━━━━━ Records for this exercise

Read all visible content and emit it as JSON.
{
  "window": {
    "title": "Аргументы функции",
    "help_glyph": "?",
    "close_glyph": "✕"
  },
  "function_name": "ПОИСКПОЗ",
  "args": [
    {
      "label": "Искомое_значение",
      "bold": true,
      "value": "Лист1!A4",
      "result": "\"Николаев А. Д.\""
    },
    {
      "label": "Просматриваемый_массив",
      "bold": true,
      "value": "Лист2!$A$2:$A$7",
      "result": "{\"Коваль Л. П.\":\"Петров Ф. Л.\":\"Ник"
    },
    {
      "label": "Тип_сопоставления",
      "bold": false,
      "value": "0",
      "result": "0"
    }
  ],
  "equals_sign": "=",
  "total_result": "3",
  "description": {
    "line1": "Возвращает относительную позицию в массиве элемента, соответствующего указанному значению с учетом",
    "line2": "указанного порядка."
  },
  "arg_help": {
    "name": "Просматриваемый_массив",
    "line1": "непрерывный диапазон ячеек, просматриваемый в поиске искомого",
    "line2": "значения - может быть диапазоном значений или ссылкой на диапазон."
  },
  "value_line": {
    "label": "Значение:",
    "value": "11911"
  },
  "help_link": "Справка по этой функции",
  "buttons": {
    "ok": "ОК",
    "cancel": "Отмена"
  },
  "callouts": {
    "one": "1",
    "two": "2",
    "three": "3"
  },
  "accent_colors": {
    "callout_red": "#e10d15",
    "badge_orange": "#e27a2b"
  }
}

━━━━━━━━━━

Exercise details
Read the data above and pull out each line that holds the string "функции".

Completed exercise
    "title": "Аргументы функции",
  "help_link": "Справка по этой функции",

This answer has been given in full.